DATA SHOWN -
============
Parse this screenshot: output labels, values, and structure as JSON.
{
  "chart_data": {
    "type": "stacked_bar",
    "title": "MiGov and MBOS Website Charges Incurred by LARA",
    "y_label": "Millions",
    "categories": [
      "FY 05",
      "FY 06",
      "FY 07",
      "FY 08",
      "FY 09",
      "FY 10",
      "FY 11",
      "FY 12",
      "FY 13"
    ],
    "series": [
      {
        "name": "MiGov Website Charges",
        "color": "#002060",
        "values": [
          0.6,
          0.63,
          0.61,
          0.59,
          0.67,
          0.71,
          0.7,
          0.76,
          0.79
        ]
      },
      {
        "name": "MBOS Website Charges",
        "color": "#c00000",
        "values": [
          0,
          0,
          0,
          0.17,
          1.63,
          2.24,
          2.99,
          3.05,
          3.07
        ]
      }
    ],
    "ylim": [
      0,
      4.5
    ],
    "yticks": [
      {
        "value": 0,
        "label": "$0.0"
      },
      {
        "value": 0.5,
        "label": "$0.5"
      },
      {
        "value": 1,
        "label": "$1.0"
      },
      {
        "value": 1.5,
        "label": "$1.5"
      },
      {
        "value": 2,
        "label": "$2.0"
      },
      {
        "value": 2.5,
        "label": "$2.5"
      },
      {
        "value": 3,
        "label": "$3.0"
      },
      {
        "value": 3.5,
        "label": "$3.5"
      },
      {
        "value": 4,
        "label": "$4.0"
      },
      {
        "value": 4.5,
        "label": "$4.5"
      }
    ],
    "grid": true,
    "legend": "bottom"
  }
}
============
SHORT TASK - Every line in the data that holds "MBOS" should be copied out.

RESPONSE TO THIS EXERCISE -
    "title": "MiGov and MBOS Website Charges Incurred by LARA",
        "name": "MBOS Website Charges",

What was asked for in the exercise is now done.